<<<<

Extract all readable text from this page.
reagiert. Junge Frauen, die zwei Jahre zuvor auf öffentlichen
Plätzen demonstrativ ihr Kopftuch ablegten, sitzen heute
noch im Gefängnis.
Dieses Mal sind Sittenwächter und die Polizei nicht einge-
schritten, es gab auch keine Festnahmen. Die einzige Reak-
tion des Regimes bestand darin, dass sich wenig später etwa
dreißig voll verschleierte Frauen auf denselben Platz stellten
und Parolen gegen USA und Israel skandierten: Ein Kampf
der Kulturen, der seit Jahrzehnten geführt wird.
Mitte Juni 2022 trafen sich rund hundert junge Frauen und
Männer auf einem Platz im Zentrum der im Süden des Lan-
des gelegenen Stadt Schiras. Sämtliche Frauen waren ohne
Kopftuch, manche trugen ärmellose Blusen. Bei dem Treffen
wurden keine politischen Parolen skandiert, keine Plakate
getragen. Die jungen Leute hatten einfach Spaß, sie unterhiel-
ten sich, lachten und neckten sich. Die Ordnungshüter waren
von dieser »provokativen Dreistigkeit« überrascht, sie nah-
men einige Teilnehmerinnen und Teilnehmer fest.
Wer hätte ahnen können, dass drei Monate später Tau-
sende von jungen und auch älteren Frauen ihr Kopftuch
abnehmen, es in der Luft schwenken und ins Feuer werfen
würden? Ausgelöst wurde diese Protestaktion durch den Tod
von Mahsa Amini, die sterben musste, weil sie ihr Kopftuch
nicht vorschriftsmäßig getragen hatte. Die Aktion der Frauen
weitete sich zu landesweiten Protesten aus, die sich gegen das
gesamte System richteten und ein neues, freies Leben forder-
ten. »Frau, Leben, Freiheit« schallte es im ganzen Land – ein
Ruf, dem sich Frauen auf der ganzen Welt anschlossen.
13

>>>>

Copy every line verbatim.

Extract all readable text from this page.
reagiert. Junge Frauen, die zwei Jahre zuvor auf öffentlichen
Plätzen demonstrativ ihr Kopftuch ablegten, sitzen heute
noch im Gefängnis.
Dieses Mal sind Sittenwächter und die Polizei nicht einge-
schritten, es gab auch keine Festnahmen. Die einzige Reak-
tion des Regimes bestand darin, dass sich wenig später etwa
dreißig voll verschleierte Frauen auf denselben Platz stellten
und Parolen gegen USA und Israel skandierten: Ein Kampf
der Kulturen, der seit Jahrzehnten geführt wird.
Mitte Juni 2022 trafen sich rund hundert junge Frauen und
Männer auf einem Platz im Zentrum der im Süden des Lan-
des gelegenen Stadt Schiras. Sämtliche Frauen waren ohne
Kopftuch, manche trugen ärmellose Blusen. Bei dem Treffen
wurden keine politischen Parolen skandiert, keine Plakate
getragen. Die jungen Leute hatten einfach Spaß, sie unterhiel-
ten sich, lachten und neckten sich. Die Ordnungshüter waren
von dieser »provokativen Dreistigkeit« überrascht, sie nah-
men einige Teilnehmerinnen und Teilnehmer fest.
Wer hätte ahnen können, dass drei Monate später Tau-
sende von jungen und auch älteren Frauen ihr Kopftuch
abnehmen, es in der Luft schwenken und ins Feuer werfen
würden? Ausgelöst wurde diese Protestaktion durch den Tod
von Mahsa Amini, die sterben musste, weil sie ihr Kopftuch
nicht vorschriftsmäßig getragen hatte. Die Aktion der Frauen
weitete sich zu landesweiten Protesten aus, die sich gegen das
gesamte System richteten und ein neues, freies Leben forder-
ten. »Frau, Leben, Freiheit« schallte es im ganzen Land – ein
Ruf, dem sich Frauen auf der ganzen Welt anschlossen.
13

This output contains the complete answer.